### Exercise directions
Using the listing below, extract each line that has the word "ichidan" in it.

### Task input
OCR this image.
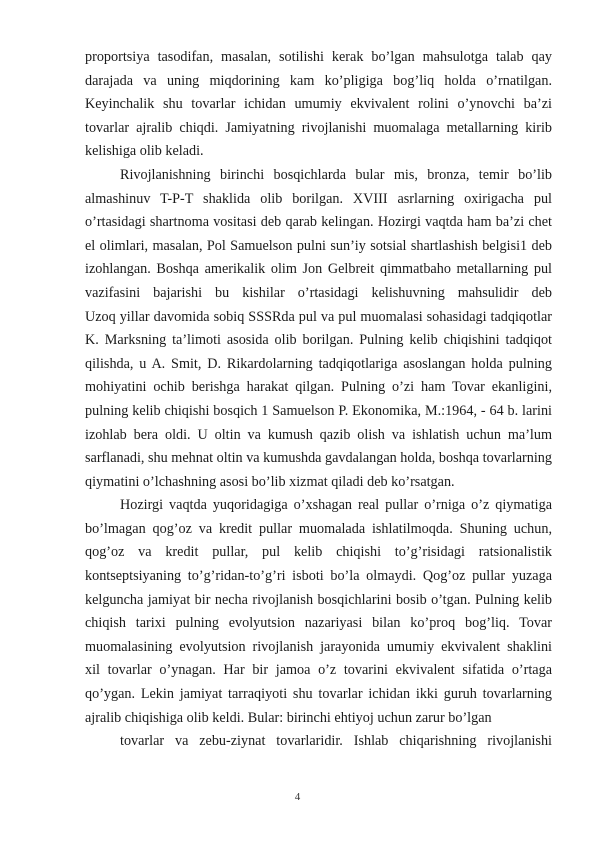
proportsiya tasodifan, masalan, sotilishi kerak bo’lgan mahsulotga talab qay
darajada va uning miqdorining kam ko’pligiga bog’liq holda o’rnatilgan.
Keyinchalik shu tovarlar ichidan umumiy ekvivalent rolini o’ynovchi ba’zi
tovarlar ajralib chiqdi. Jamiyatning rivojlanishi muomalaga metallarning kirib
kelishiga olib keladi.
Rivojlanishning birinchi bosqichlarda bular mis, bronza, temir bo’lib
almashinuv T-P-T shaklida olib borilgan. XVIII asrlarning oxirigacha pul
o’rtasidagi shartnoma vositasi deb qarab kelingan. Hozirgi vaqtda ham ba’zi chet
el olimlari, masalan, Pol Samuelson pulni sun’iy sotsial shartlashish belgisi1 deb
izohlangan. Boshqa amerikalik olim Jon Gelbreit qimmatbaho metallarning pul
vazifasini bajarishi bu kishilar o’rtasidagi kelishuvning mahsulidir deb
Uzoq yillar davomida sobiq SSSRda pul va pul muomalasi sohasidagi tadqiqotlar
K. Marksning ta’limoti asosida olib borilgan. Pulning kelib chiqishini tadqiqot
qilishda, u A. Smit, D. Rikardolarning tadqiqotlariga asoslangan holda pulning
mohiyatini ochib berishga harakat qilgan. Pulning o’zi ham Tovar ekanligini,
pulning kelib chiqishi bosqich 1 Samuelson P. Ekonomika, M.:1964, - 64 b. larini
izohlab bera oldi. U oltin va kumush qazib olish va ishlatish uchun ma’lum
sarflanadi, shu mehnat oltin va kumushda gavdalangan holda, boshqa tovarlarning
qiymatini o’lchashning asosi bo’lib xizmat qiladi deb ko’rsatgan.
Hozirgi vaqtda yuqoridagiga o’xshagan real pullar o’rniga o’z qiymatiga
bo’lmagan qog’oz va kredit pullar muomalada ishlatilmoqda. Shuning uchun,
qog’oz va kredit pullar, pul kelib chiqishi to’g’risidagi ratsionalistik
kontseptsiyaning to’g’ridan-to’g’ri isboti bo’la olmaydi. Qog’oz pullar yuzaga
kelguncha jamiyat bir necha rivojlanish bosqichlarini bosib o’tgan. Pulning kelib
chiqish tarixi pulning evolyutsion nazariyasi bilan ko’proq bog’liq. Tovar
muomalasining evolyutsion rivojlanish jarayonida umumiy ekvivalent shaklini
xil tovarlar o’ynagan. Har bir jamoa o’z tovarini ekvivalent sifatida o’rtaga
qo’ygan. Lekin jamiyat tarraqiyoti shu tovarlar ichidan ikki guruh tovarlarning
ajralib chiqishiga olib keldi. Bular: birinchi ehtiyoj uchun zarur bo’lgan
tovarlar va zebu-ziynat tovarlaridir. Ishlab chiqarishning rivojlanishi
4
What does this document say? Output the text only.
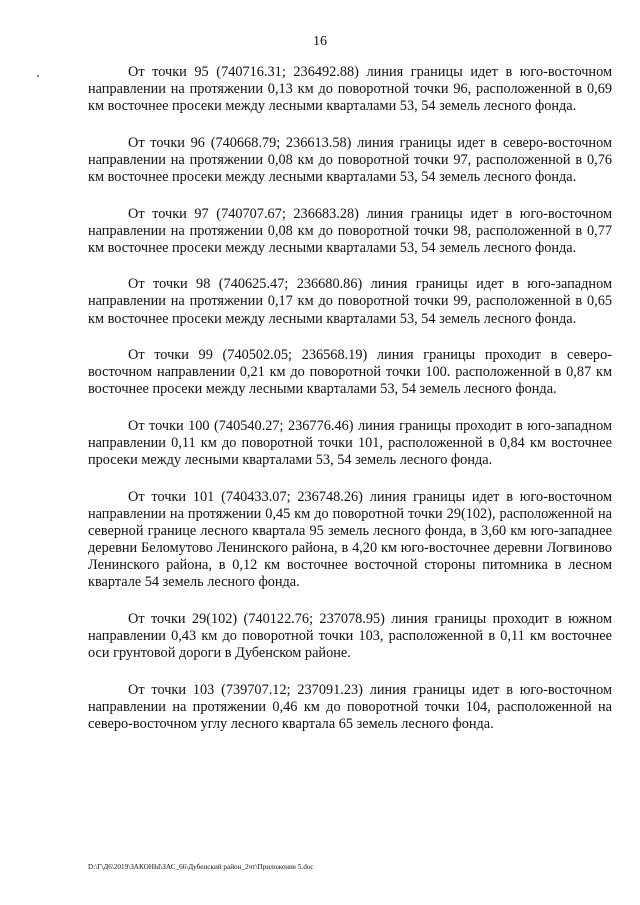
16

От точки 95 (740716.31; 236492.88) линия границы идет в юго-восточном направлении на протяжении 0,13 км до поворотной точки 96, расположенной в 0,69 км восточнее просеки между лесными кварталами 53, 54 земель лесного фонда.

От точки 96 (740668.79; 236613.58) линия границы идет в северо-восточном направлении на протяжении 0,08 км до поворотной точки 97, расположенной в 0,76 км восточнее просеки между лесными кварталами 53, 54 земель лесного фонда.

От точки 97 (740707.67; 236683.28) линия границы идет в юго-восточном направлении на протяжении 0,08 км до поворотной точки 98, расположенной в 0,77 км восточнее просеки между лесными кварталами 53, 54 земель лесного фонда.

От точки 98 (740625.47; 236680.86) линия границы идет в юго-западном направлении на протяжении 0,17 км до поворотной точки 99, расположенной в 0,65 км восточнее просеки между лесными кварталами 53, 54 земель лесного фонда.

От точки 99 (740502.05; 236568.19) линия границы проходит в северо-восточном направлении 0,21 км до поворотной точки 100. расположенной в 0,87 км восточнее просеки между лесными кварталами 53, 54 земель лесного фонда.

От точки 100 (740540.27; 236776.46) линия границы проходит в юго-западном направлении 0,11 км до поворотной точки 101, расположенной в 0,84 км восточнее просеки между лесными кварталами 53, 54 земель лесного фонда.

От точки 101 (740433.07; 236748.26) линия границы идет в юго-восточном направлении на протяжении 0,45 км до поворотной точки 29(102), расположенной на северной границе лесного квартала 95 земель лесного фонда, в 3,60 км юго-западнее деревни Беломутово Ленинского района, в 4,20 км юго-восточнее деревни Логвиново Ленинского района, в 0,12 км восточнее восточной стороны питомника в лесном квартале 54 земель лесного фонда.

От точки 29(102) (740122.76; 237078.95) линия границы проходит в южном направлении 0,43 км до поворотной точки 103, расположенной в 0,11 км восточнее оси грунтовой дороги в Дубенском районе.

От точки 103 (739707.12; 237091.23) линия границы идет в юго-восточном направлении на протяжении 0,46 км до поворотной точки 104, расположенной на северо-восточном углу лесного квартала 65 земель лесного фонда.

D:\Г\Д6\2019\ЗАКОНЫ\ЗАС_66\Дубенский район_2чт\Приложение 5.doc
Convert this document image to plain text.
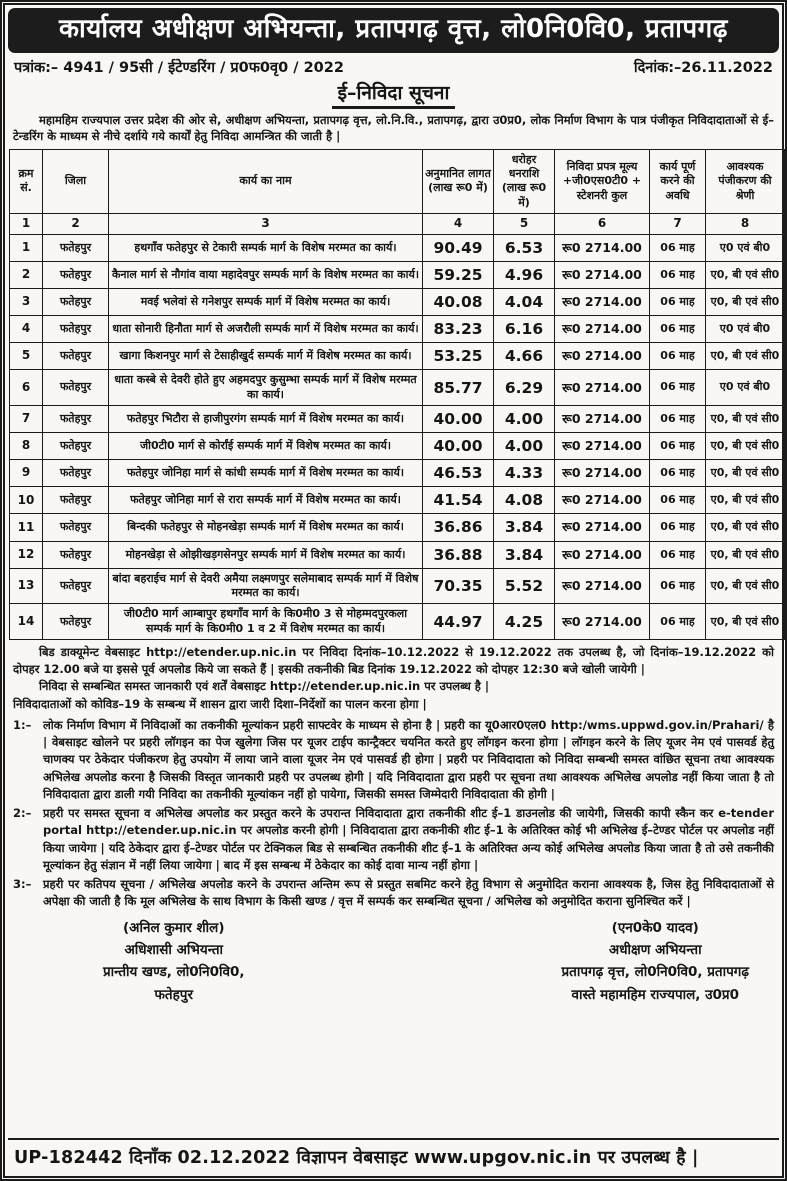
कार्यालय अधीक्षण अभियन्ता, प्रतापगढ़ वृत्त, लो0नि0वि0, प्रतापगढ़
पत्रांक:– 4941 / 95सी / ईटेण्डरिंग / प्र0फ0वृ0 / 2022	दिनांक:–26.11.2022
ई–निविदा सूचना

महामहिम राज्यपाल उत्तर प्रदेश की ओर से, अधीक्षण अभियन्ता, प्रतापगढ़ वृत्त, लो.नि.वि., प्रतापगढ़, द्वारा उ0प्र0, लोक निर्माण विभाग के पात्र पंजीकृत निविदादाताओं से ई–टेन्डरिंग के माध्यम से नीचे दर्शाये गये कार्यों हेतु निविदा आमन्त्रित की जाती है |

क्रम सं.	जिला	कार्य का नाम	अनुमानित लागत (लाख रू0 में)	धरोहर धनराशि (लाख रू0 में)	निविदा प्रपत्र मूल्य +जी0एस0टी0 + स्टेशनरी कुल	कार्य पूर्ण करने की अवधि	आवश्यक पंजीकरण की श्रेणी
1	2	3	4	5	6	7	8
1	फतेहपुर	हथगाँव फतेहपुर से टेकारी सम्पर्क मार्ग के विशेष मरम्मत का कार्य।	90.49	6.53	रू0 2714.00	06 माह	ए0 एवं बी0
2	फतेहपुर	कैनाल मार्ग से नौगांव वाया महादेवपुर सम्पर्क मार्ग के विशेष मरम्मत का कार्य।	59.25	4.96	रू0 2714.00	06 माह	ए0, बी एवं सी0
3	फतेहपुर	मवई भलेवां से गनेशपुर सम्पर्क मार्ग में विशेष मरम्मत का कार्य।	40.08	4.04	रू0 2714.00	06 माह	ए0, बी एवं सी0
4	फतेहपुर	धाता सोनारी हिनौता मार्ग से अजरौली सम्पर्क मार्ग में विशेष मरम्मत का कार्य।	83.23	6.16	रू0 2714.00	06 माह	ए0 एवं बी0
5	फतेहपुर	खागा किशनपुर मार्ग से टेसाहीखुर्द सम्पर्क मार्ग में विशेष मरम्मत का कार्य।	53.25	4.66	रू0 2714.00	06 माह	ए0, बी एवं सी0
6	फतेहपुर	धाता कस्बे से देवरी होते हुए अहमदपुर कुसुम्भा सम्पर्क मार्ग में विशेष मरम्मत का कार्य।	85.77	6.29	रू0 2714.00	06 माह	ए0 एवं बी0
7	फतेहपुर	फतेहपुर भिटौरा से हाजीपुरगंग सम्पर्क मार्ग में विशेष मरम्मत का कार्य।	40.00	4.00	रू0 2714.00	06 माह	ए0, बी एवं सी0
8	फतेहपुर	जी0टी0 मार्ग से कोर्रांई सम्पर्क मार्ग में विशेष मरम्मत का कार्य।	40.00	4.00	रू0 2714.00	06 माह	ए0, बी एवं सी0
9	फतेहपुर	फतेहपुर जोनिहा मार्ग से कांधी सम्पर्क मार्ग में विशेष मरम्मत का कार्य।	46.53	4.33	रू0 2714.00	06 माह	ए0, बी एवं सी0
10	फतेहपुर	फतेहपुर जोनिहा मार्ग से रारा सम्पर्क मार्ग में विशेष मरम्मत का कार्य।	41.54	4.08	रू0 2714.00	06 माह	ए0, बी एवं सी0
11	फतेहपुर	बिन्दकी फतेहपुर से मोहनखेड़ा सम्पर्क मार्ग में विशेष मरम्मत का कार्य।	36.86	3.84	रू0 2714.00	06 माह	ए0, बी एवं सी0
12	फतेहपुर	मोहनखेड़ा से ओझीखड़गसेनपुर सम्पर्क मार्ग में विशेष मरम्मत का कार्य।	36.88	3.84	रू0 2714.00	06 माह	ए0, बी एवं सी0
13	फतेहपुर	बांदा बहराईच मार्ग से देवरी अमैया लक्ष्मणपुर सलेमाबाद सम्पर्क मार्ग में विशेष मरम्मत का कार्य।	70.35	5.52	रू0 2714.00	06 माह	ए0, बी एवं सी0
14	फतेहपुर	जी0टी0 मार्ग आम्बापुर हथगाँव मार्ग के कि0मी0 3 से मोहम्मदपुरकला सम्पर्क मार्ग के कि0मी0 1 व 2 में विशेष मरम्मत का कार्य।	44.97	4.25	रू0 2714.00	06 माह	ए0, बी एवं सी0

बिड डाक्यूमेन्ट वेबसाइट http://etender.up.nic.in पर निविदा दिनांक–10.12.2022 से 19.12.2022 तक उपलब्ध है, जो दिनांक–19.12.2022 को दोपहर 12.00 बजे या इससे पूर्व अपलोड किये जा सकते हैं | इसकी तकनीकी बिड दिनांक 19.12.2022 को दोपहर 12:30 बजे खोली जायेगी |

निविदा से सम्बन्धित समस्त जानकारी एवं शर्तें वेबसाइट http://etender.up.nic.in पर उपलब्ध है |

निविदादाताओं को कोविड–19 के सम्बन्ध में शासन द्वारा जारी दिशा–निर्देशों का पालन करना होगा |

1:–	लोक निर्माण विभाग में निविदाओं का तकनीकी मूल्यांकन प्रहरी साफ्टवेर के माध्यम से होना है | प्रहरी का यू0आर0एल0 http:/wms.uppwd.gov.in/Prahari/ है | वेबसाइट खोलने पर प्रहरी लॉगइन का पेज खुलेगा जिस पर यूजर टाईप कान्ट्रैक्टर चयनित करते हुए लॉगइन करना होगा | लॉगइन करने के लिए यूजर नेम एवं पासवर्ड हेतु चाणक्य पर ठेकेदार पंजीकरण हेतु उपयोग में लाया जाने वाला यूजर नेम एवं पासवर्ड ही होगा | प्रहरी पर निविदादाता को निविदा सम्बन्धी समस्त वांछित सूचना तथा आवश्यक अभिलेख अपलोड करना है जिसकी विस्तृत जानकारी प्रहरी पर उपलब्ध होगी | यदि निविदादाता द्वारा प्रहरी पर सूचना तथा आवश्यक अभिलेख अपलोड नहीं किया जाता है तो निविदादाता द्वारा डाली गयी निविदा का तकनीकी मूल्यांकन नहीं हो पायेगा, जिसकी समस्त जिम्मेदारी निविदादाता की होगी |
2:–	प्रहरी पर समस्त सूचना व अभिलेख अपलोड कर प्रस्तुत करने के उपरान्त निविदादाता द्वारा तकनीकी शीट ई–1 डाउनलोड की जायेगी, जिसकी कापी स्कैन कर e-tender portal http://etender.up.nic.in पर अपलोड करनी होगी | निविदादाता द्वारा तकनीकी शीट ई–1 के अतिरिक्त कोई भी अभिलेख ई–टेण्डर पोर्टल पर अपलोड नहीं किया जायेगा | यदि ठेकेदार द्वारा ई–टेण्डर पोर्टल पर टेक्निकल बिड से सम्बन्धित तकनीकी शीट ई–1 के अतिरिक्त अन्य कोई अभिलेख अपलोड किया जाता है तो उसे तकनीकी मूल्यांकन हेतु संज्ञान में नहीं लिया जायेगा | बाद में इस सम्बन्ध में ठेकेदार का कोई दावा मान्य नहीं होगा |
3:–	प्रहरी पर कतिपय सूचना / अभिलेख अपलोड करने के उपरान्त अन्तिम रूप से प्रस्तुत सबमिट करने हेतु विभाग से अनुमोदित कराना आवश्यक है, जिस हेतु निविदादाताओं से अपेक्षा की जाती है कि मूल अभिलेख के साथ विभाग के किसी खण्ड / वृत्त में सम्पर्क कर सम्बन्धित सूचना / अभिलेख को अनुमोदित कराना सुनिश्चित करें |
(अनिल कुमार शील)
अधिशासी अभियन्ता
प्रान्तीय खण्ड, लो0नि0वि0,
फतेहपुर
(एन0के0 यादव)
अधीक्षण अभियन्ता
प्रतापगढ़ वृत्त, लो0नि0वि0, प्रतापगढ़
वास्ते महामहिम राज्यपाल, उ0प्र0
UP-182442 दिनाँक 02.12.2022 विज्ञापन वेबसाइट www.upgov.nic.in पर उपलब्ध है |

### Solution to the exercise
Keyinchalik shu tovarlar ichidan umumiy ekvivalent rolini o’ynovchi ba’zi
qo’ygan. Lekin jamiyat tarraqiyoti shu tovarlar ichidan ikki guruh tovarlarning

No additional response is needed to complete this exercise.